RECORDS FOR PROCESSING ▸
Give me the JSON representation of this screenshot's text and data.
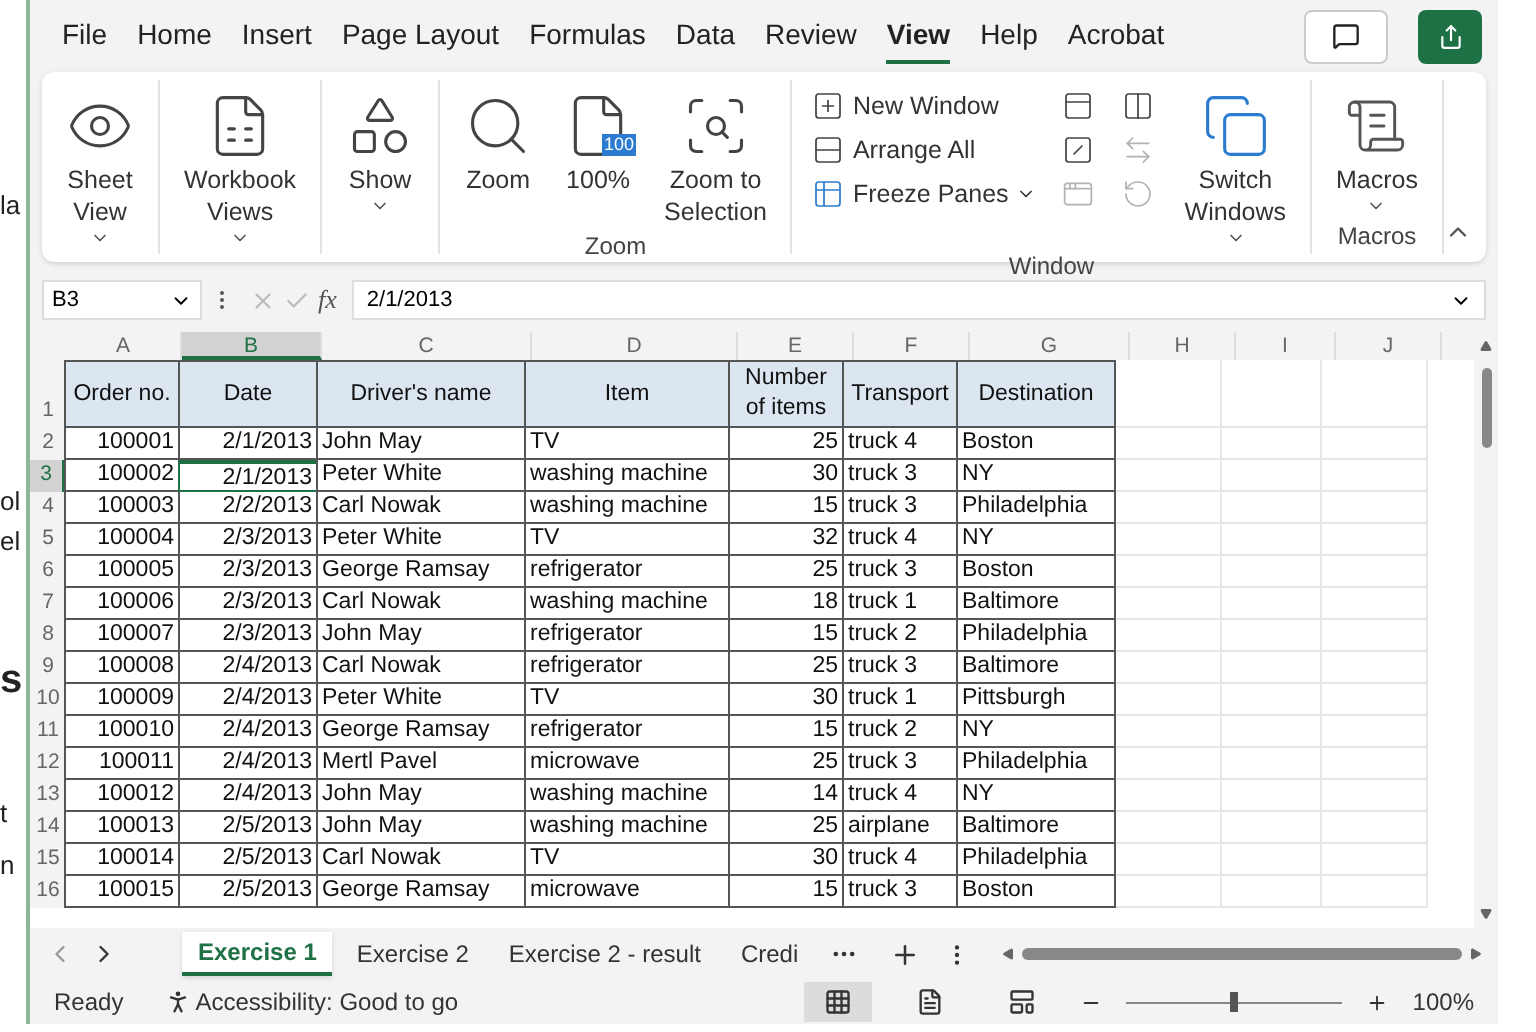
{
  "background_fragments": [
    {
      "text": "la",
      "kind": "plain"
    },
    {
      "text": "ol",
      "kind": "plain"
    },
    {
      "text": "el",
      "kind": "plain"
    },
    {
      "text": "s",
      "kind": "heading"
    },
    {
      "text": "t",
      "kind": "plain"
    },
    {
      "text": "n",
      "kind": "plain"
    }
  ],
  "menu": [
    {
      "label": "File",
      "selected": false
    },
    {
      "label": "Home",
      "selected": false
    },
    {
      "label": "Insert",
      "selected": false
    },
    {
      "label": "Page Layout",
      "selected": false
    },
    {
      "label": "Formulas",
      "selected": false
    },
    {
      "label": "Data",
      "selected": false
    },
    {
      "label": "Review",
      "selected": false
    },
    {
      "label": "View",
      "selected": true
    },
    {
      "label": "Help",
      "selected": false
    },
    {
      "label": "Acrobat",
      "selected": false
    }
  ],
  "ribbon": {
    "groups": [
      {
        "buttons": [
          {
            "kind": "large",
            "label": "Sheet View",
            "dropdown": true
          }
        ]
      },
      {
        "buttons": [
          {
            "kind": "large",
            "label": "Workbook Views",
            "dropdown": true
          }
        ]
      },
      {
        "buttons": [
          {
            "kind": "large",
            "label": "Show",
            "dropdown": true
          }
        ]
      },
      {
        "label": "Zoom",
        "buttons": [
          {
            "kind": "large",
            "label": "Zoom",
            "dropdown": false
          },
          {
            "kind": "large",
            "badge": "100",
            "label": "100%",
            "dropdown": false
          },
          {
            "kind": "large",
            "label": "Zoom to Selection",
            "dropdown": false
          }
        ]
      },
      {
        "label": "Window",
        "buttons": [
          {
            "kind": "small",
            "label": "New Window",
            "dropdown": false
          },
          {
            "kind": "small",
            "label": "Arrange All",
            "dropdown": false
          },
          {
            "kind": "small",
            "label": "Freeze Panes",
            "dropdown": true
          },
          {
            "kind": "tiny",
            "disabled": false
          },
          {
            "kind": "tiny",
            "disabled": false
          },
          {
            "kind": "tiny",
            "disabled": true
          },
          {
            "kind": "tiny",
            "disabled": false
          },
          {
            "kind": "tiny",
            "disabled": true
          },
          {
            "kind": "tiny",
            "disabled": true
          },
          {
            "kind": "large",
            "label": "Switch Windows",
            "dropdown": true
          }
        ]
      },
      {
        "label": "Macros",
        "buttons": [
          {
            "kind": "large",
            "label": "Macros",
            "dropdown": true
          }
        ]
      }
    ]
  },
  "formula_bar": {
    "name_box": "B3",
    "function_label": "fx",
    "formula": "2/1/2013"
  },
  "columns": [
    {
      "label": "A",
      "selected": false
    },
    {
      "label": "B",
      "selected": true
    },
    {
      "label": "C",
      "selected": false
    },
    {
      "label": "D",
      "selected": false
    },
    {
      "label": "E",
      "selected": false
    },
    {
      "label": "F",
      "selected": false
    },
    {
      "label": "G",
      "selected": false
    },
    {
      "label": "H",
      "selected": false
    },
    {
      "label": "I",
      "selected": false
    },
    {
      "label": "J",
      "selected": false
    }
  ],
  "header_row": {
    "number": "1",
    "cells": [
      "Order no.",
      "Date",
      "Driver's name",
      "Item",
      "Number of items",
      "Transport",
      "Destination"
    ]
  },
  "rows": [
    {
      "number": "2",
      "selected": false,
      "cells": [
        "100001",
        "2/1/2013",
        "John May",
        "TV",
        "25",
        "truck 4",
        "Boston"
      ]
    },
    {
      "number": "3",
      "selected": true,
      "cells": [
        "100002",
        "2/1/2013",
        "Peter White",
        "washing machine",
        "30",
        "truck 3",
        "NY"
      ]
    },
    {
      "number": "4",
      "selected": false,
      "cells": [
        "100003",
        "2/2/2013",
        "Carl Nowak",
        "washing machine",
        "15",
        "truck 3",
        "Philadelphia"
      ]
    },
    {
      "number": "5",
      "selected": false,
      "cells": [
        "100004",
        "2/3/2013",
        "Peter White",
        "TV",
        "32",
        "truck 4",
        "NY"
      ]
    },
    {
      "number": "6",
      "selected": false,
      "cells": [
        "100005",
        "2/3/2013",
        "George Ramsay",
        "refrigerator",
        "25",
        "truck 3",
        "Boston"
      ]
    },
    {
      "number": "7",
      "selected": false,
      "cells": [
        "100006",
        "2/3/2013",
        "Carl Nowak",
        "washing machine",
        "18",
        "truck 1",
        "Baltimore"
      ]
    },
    {
      "number": "8",
      "selected": false,
      "cells": [
        "100007",
        "2/3/2013",
        "John May",
        "refrigerator",
        "15",
        "truck 2",
        "Philadelphia"
      ]
    },
    {
      "number": "9",
      "selected": false,
      "cells": [
        "100008",
        "2/4/2013",
        "Carl Nowak",
        "refrigerator",
        "25",
        "truck 3",
        "Baltimore"
      ]
    },
    {
      "number": "10",
      "selected": false,
      "cells": [
        "100009",
        "2/4/2013",
        "Peter White",
        "TV",
        "30",
        "truck 1",
        "Pittsburgh"
      ]
    },
    {
      "number": "11",
      "selected": false,
      "cells": [
        "100010",
        "2/4/2013",
        "George Ramsay",
        "refrigerator",
        "15",
        "truck 2",
        "NY"
      ]
    },
    {
      "number": "12",
      "selected": false,
      "cells": [
        "100011",
        "2/4/2013",
        "Mertl Pavel",
        "microwave",
        "25",
        "truck 3",
        "Philadelphia"
      ]
    },
    {
      "number": "13",
      "selected": false,
      "cells": [
        "100012",
        "2/4/2013",
        "John May",
        "washing machine",
        "14",
        "truck 4",
        "NY"
      ]
    },
    {
      "number": "14",
      "selected": false,
      "cells": [
        "100013",
        "2/5/2013",
        "John May",
        "washing machine",
        "25",
        "airplane",
        "Baltimore"
      ]
    },
    {
      "number": "15",
      "selected": false,
      "cells": [
        "100014",
        "2/5/2013",
        "Carl Nowak",
        "TV",
        "30",
        "truck 4",
        "Philadelphia"
      ]
    },
    {
      "number": "16",
      "selected": false,
      "cells": [
        "100015",
        "2/5/2013",
        "George Ramsay",
        "microwave",
        "15",
        "truck 3",
        "Boston"
      ]
    }
  ],
  "sheet_tabs": [
    {
      "label": "Exercise 1",
      "selected": true
    },
    {
      "label": "Exercise 2",
      "selected": false
    },
    {
      "label": "Exercise 2 - result",
      "selected": false
    },
    {
      "label": "Credi",
      "selected": false
    }
  ],
  "status_bar": {
    "mode": "Ready",
    "accessibility": "Accessibility: Good to go",
    "views": [
      {
        "kind": "normal",
        "selected": true
      },
      {
        "kind": "page_layout",
        "selected": false
      },
      {
        "kind": "page_break",
        "selected": false
      }
    ],
    "zoom": {
      "level": 0.5,
      "reading": "100%"
    }
  }
}
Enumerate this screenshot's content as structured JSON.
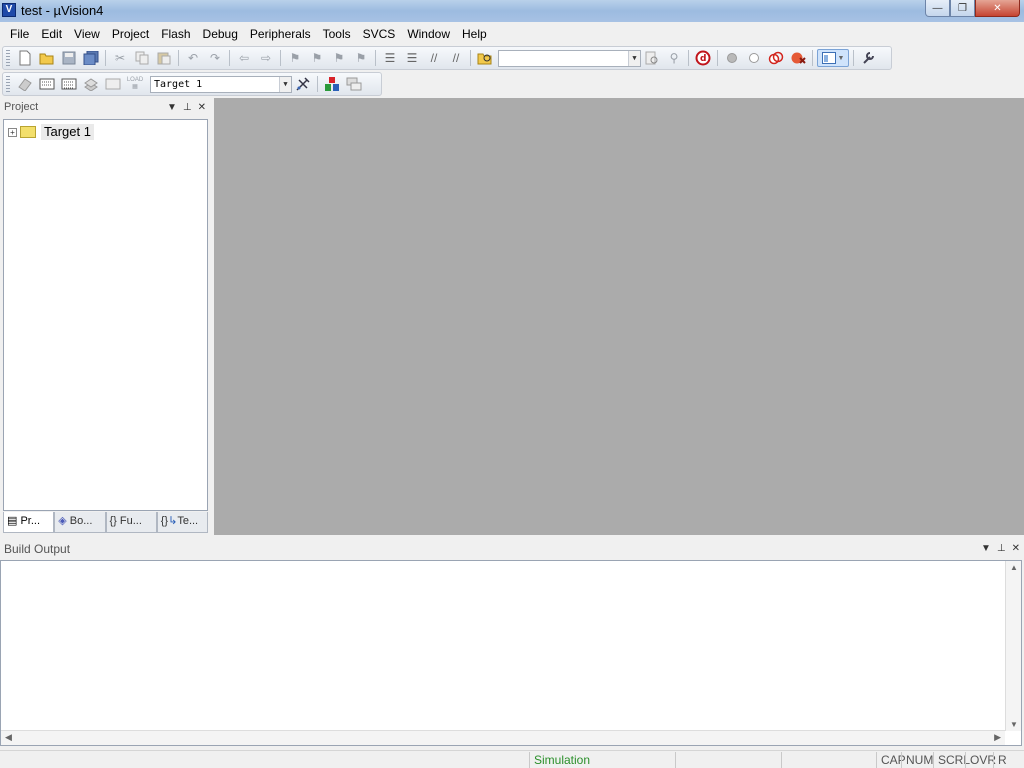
{
  "window": {
    "title": "test  - µVision4",
    "icon": "uvision-icon",
    "minimize_glyph": "—",
    "restore_glyph": "❐",
    "close_glyph": "✕"
  },
  "menu": [
    "File",
    "Edit",
    "View",
    "Project",
    "Flash",
    "Debug",
    "Peripherals",
    "Tools",
    "SVCS",
    "Window",
    "Help"
  ],
  "toolbar1": {
    "find_combo_value": ""
  },
  "toolbar2": {
    "target_select": "Target 1",
    "load_label": "LOAD"
  },
  "project_pane": {
    "title": "Project",
    "tree": [
      {
        "label": "Target 1",
        "expander": "+"
      }
    ],
    "tabs": [
      "Pr...",
      "Bo...",
      "Fu...",
      "Te..."
    ]
  },
  "build_output": {
    "title": "Build Output",
    "content": ""
  },
  "statusbar": {
    "mode": "Simulation",
    "cap": "CAP",
    "num": "NUM",
    "scrl": "SCRL",
    "ovr": "OVR",
    "rw": "R /W"
  },
  "colors": {
    "editor_bg": "#ababab",
    "simulation_text": "#2a8f2a"
  }
}
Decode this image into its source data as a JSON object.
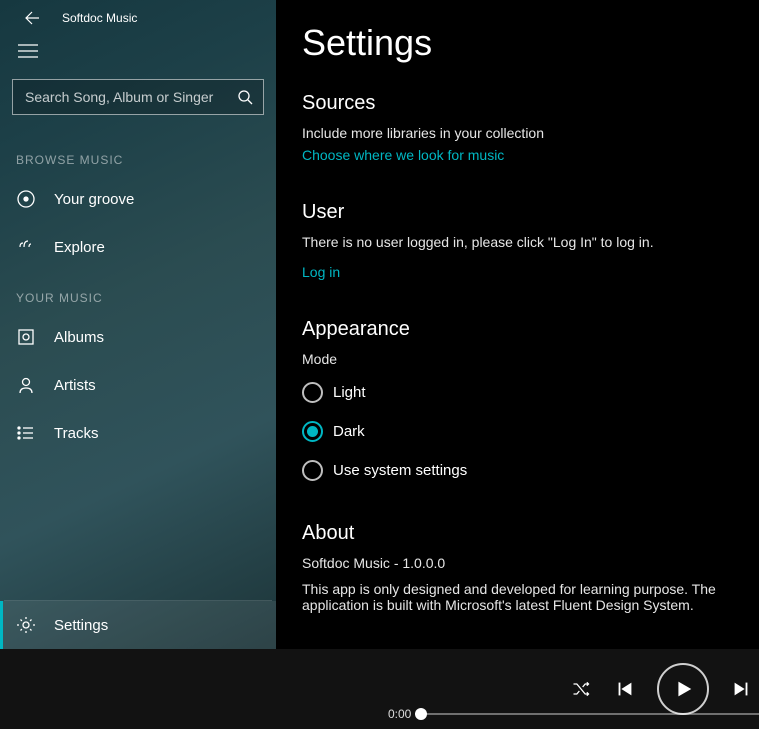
{
  "app": {
    "title": "Softdoc Music"
  },
  "search": {
    "placeholder": "Search Song, Album or Singer"
  },
  "sidebar": {
    "browse_label": "BROWSE MUSIC",
    "your_music_label": "YOUR MUSIC",
    "browse": [
      {
        "label": "Your groove"
      },
      {
        "label": "Explore"
      }
    ],
    "music": [
      {
        "label": "Albums"
      },
      {
        "label": "Artists"
      },
      {
        "label": "Tracks"
      }
    ],
    "settings_label": "Settings"
  },
  "main": {
    "title": "Settings",
    "sources": {
      "heading": "Sources",
      "text": "Include more libraries in your collection",
      "link": "Choose where we look for music"
    },
    "user": {
      "heading": "User",
      "text": "There is no user logged in, please click \"Log In\" to log in.",
      "link": "Log in"
    },
    "appearance": {
      "heading": "Appearance",
      "mode_label": "Mode",
      "options": [
        {
          "label": "Light",
          "selected": false
        },
        {
          "label": "Dark",
          "selected": true
        },
        {
          "label": "Use system settings",
          "selected": false
        }
      ]
    },
    "about": {
      "heading": "About",
      "version": "Softdoc Music - 1.0.0.0",
      "text": "This app is only designed and developed for learning purpose. The application is built with Microsoft's latest Fluent Design System."
    }
  },
  "player": {
    "time": "0:00"
  }
}
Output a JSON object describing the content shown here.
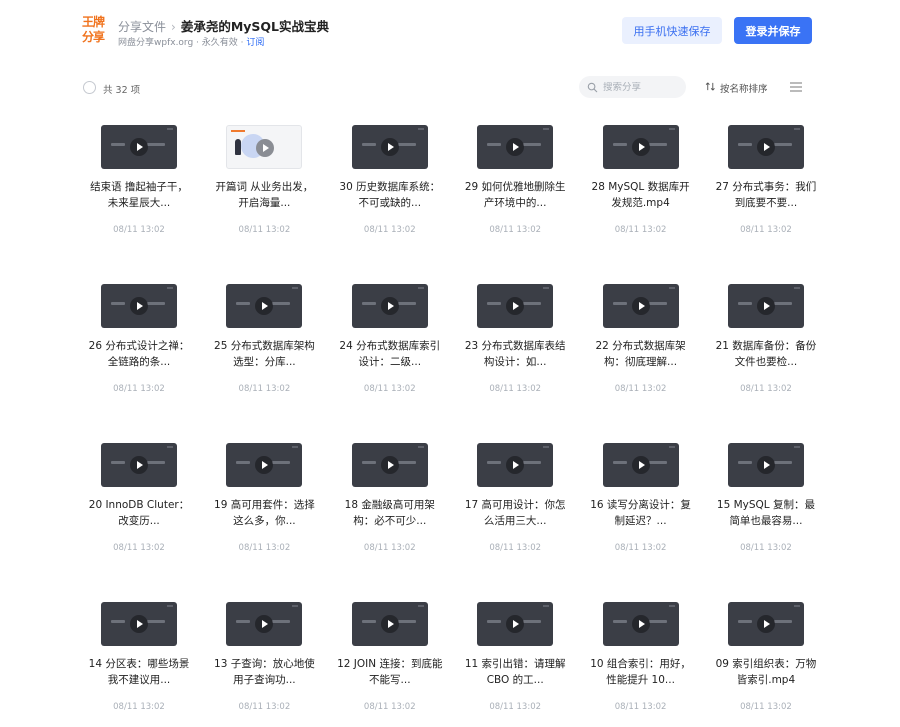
{
  "header": {
    "logo_text": "王牌分享",
    "breadcrumb_root": "分享文件",
    "breadcrumb_sep": "›",
    "title": "姜承尧的MySQL实战宝典",
    "subtitle": "网盘分享wpfx.org · 永久有效 · ",
    "subscribe": "订阅",
    "mobile_button": "用手机快速保存",
    "login_button": "登录并保存"
  },
  "toolbar": {
    "count_label": "共 32 项",
    "search_placeholder": "搜索分享",
    "sort_label": "按名称排序"
  },
  "files": [
    {
      "name": "结束语 撸起袖子干，未来星辰大...",
      "date": "08/11 13:02",
      "thumb": "dark"
    },
    {
      "name": "开篇词 从业务出发，开启海量...",
      "date": "08/11 13:02",
      "thumb": "light"
    },
    {
      "name": "30 历史数据库系统：不可或缺的...",
      "date": "08/11 13:02",
      "thumb": "dark"
    },
    {
      "name": "29 如何优雅地删除生产环境中的...",
      "date": "08/11 13:02",
      "thumb": "dark"
    },
    {
      "name": "28 MySQL 数据库开发规范.mp4",
      "date": "08/11 13:02",
      "thumb": "dark"
    },
    {
      "name": "27 分布式事务：我们到底要不要...",
      "date": "08/11 13:02",
      "thumb": "dark"
    },
    {
      "name": "26 分布式设计之禅：全链路的条...",
      "date": "08/11 13:02",
      "thumb": "dark"
    },
    {
      "name": "25 分布式数据库架构选型：分库...",
      "date": "08/11 13:02",
      "thumb": "dark"
    },
    {
      "name": "24 分布式数据库索引设计：二级...",
      "date": "08/11 13:02",
      "thumb": "dark"
    },
    {
      "name": "23 分布式数据库表结构设计：如...",
      "date": "08/11 13:02",
      "thumb": "dark"
    },
    {
      "name": "22 分布式数据库架构：彻底理解...",
      "date": "08/11 13:02",
      "thumb": "dark"
    },
    {
      "name": "21 数据库备份：备份文件也要检...",
      "date": "08/11 13:02",
      "thumb": "dark"
    },
    {
      "name": "20 InnoDB Cluter：改变历...",
      "date": "08/11 13:02",
      "thumb": "dark"
    },
    {
      "name": "19 高可用套件：选择这么多，你...",
      "date": "08/11 13:02",
      "thumb": "dark"
    },
    {
      "name": "18 金融级高可用架构：必不可少...",
      "date": "08/11 13:02",
      "thumb": "dark"
    },
    {
      "name": "17 高可用设计：你怎么活用三大...",
      "date": "08/11 13:02",
      "thumb": "dark"
    },
    {
      "name": "16 读写分离设计：复制延迟？...",
      "date": "08/11 13:02",
      "thumb": "dark"
    },
    {
      "name": "15 MySQL 复制：最简单也最容易...",
      "date": "08/11 13:02",
      "thumb": "dark"
    },
    {
      "name": "14 分区表：哪些场景我不建议用...",
      "date": "08/11 13:02",
      "thumb": "dark"
    },
    {
      "name": "13 子查询：放心地使用子查询功...",
      "date": "08/11 13:02",
      "thumb": "dark"
    },
    {
      "name": "12 JOIN 连接：到底能不能写...",
      "date": "08/11 13:02",
      "thumb": "dark"
    },
    {
      "name": "11 索引出错：请理解 CBO 的工...",
      "date": "08/11 13:02",
      "thumb": "dark"
    },
    {
      "name": "10 组合索引：用好，性能提升 10...",
      "date": "08/11 13:02",
      "thumb": "dark"
    },
    {
      "name": "09 索引组织表：万物皆索引.mp4",
      "date": "08/11 13:02",
      "thumb": "dark"
    }
  ],
  "colors": {
    "accent": "#3a73f5",
    "logo": "#f0731e",
    "thumb_dark": "#3b3e46"
  }
}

SET EXERCISE ▸ Scan the records above for the string "heading", then report every line that contains it.

SOLUTION TO THIS TASK ▸
      "kind": "heading"
      "heading": "Sources",
      "heading": "User",
      "heading": "Appearance",
      "heading": "About",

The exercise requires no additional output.